The body I left hospital with, as a paraplegic, was a body with no depth to it that provided insufficient foundation for the arms, let alone the legs. Every push of the wheelchair caused the body to hinge, so deforming the ribcage. The elements of the body were so collapsed upon themselves that the bottom rib actually sat below the top of the pelvis; there was no waist. The spine was taken out of the equation and floated around in the trunk and the shoulder blades were sunk in deep. The pelvis had little depth or width to it and the weaknesses and deformation extended up into the neck and head. This is the nature of paraplegia with depleted intrinsic capacity and deformed structure not only below but also above the level of injury.
You put great sway into your defining tests as to whether I can feel you tread on my toes or feel you stick your finger up my bottom, but such test tell us only what we already know, which is that the nerve damage is considerable. A friend of mine who was paralysed through an operation to remove a cancerous growth from his spine managed to walk out of hospital and to all intent and purpose made a full recovery (incidentally he never lost intrinsic capacity through this process), but years later still has no temperature sensation in his lower legs to the point that he managed to burn himself on a hot water bottle without knowing, and so it is possible to gain full functional ability while still lacking sensation. It is not the surface sensation of these tests that is important, but the deep awareness that comes from the improvements in structure; an awareness that is indicative of the brain once again recognising that the body exists. Once structural improvement has reached a critical level then this can, and is in my case, translating into functional improvements.
I am sure that there is a level of damage to the spinal cord itself whereby it is impossible for any recovery of nerve pathways, but I believe it is difficult to do that much damage and that in the vast majority of cases there is scope for improvement. However, improvement can only come by addressing the intrinsic capacity and structural integrity of the body and not through addressing the nerve damage itself. Nerve pathways can only be established when the body once again has sufficient quality for the brain to be able to recognise it. If we are to overcome spinal injury then we must learn to see the body through bio-mechanics.

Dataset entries
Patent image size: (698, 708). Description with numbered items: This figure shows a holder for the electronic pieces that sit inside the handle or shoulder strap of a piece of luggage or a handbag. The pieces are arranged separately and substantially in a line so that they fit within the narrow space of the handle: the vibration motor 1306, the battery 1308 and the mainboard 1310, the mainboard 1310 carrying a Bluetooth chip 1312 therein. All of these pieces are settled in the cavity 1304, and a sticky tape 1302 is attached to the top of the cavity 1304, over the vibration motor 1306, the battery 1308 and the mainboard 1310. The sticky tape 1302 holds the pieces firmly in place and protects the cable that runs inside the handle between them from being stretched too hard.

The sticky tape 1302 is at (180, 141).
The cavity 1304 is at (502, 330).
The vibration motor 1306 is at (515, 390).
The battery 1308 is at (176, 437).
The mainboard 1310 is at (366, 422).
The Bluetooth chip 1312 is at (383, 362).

## What this task involves:
Decide whether each statement agrees with the text on spinal injury: (a) the friend eventually regained temperature sensation in his lower legs; (b) the writer holds that improvement comes from addressing the nerve damage itself; (c) on leaving hospital, the writer's bottom rib sat below the top of the pelvis. Give yes or no for each, with the deciding words of the text quoted exactly. The data above comes from a different source than the text.

## Answer space:
(a) No: "years later still has no temperature sensation in his lower legs"
(b) No: "improvement can only come by addressing the intrinsic capacity and structural integrity of the body and not through addressing the nerve damage itself"
(c) Yes: "the bottom rib actually sat below the top of the pelvis"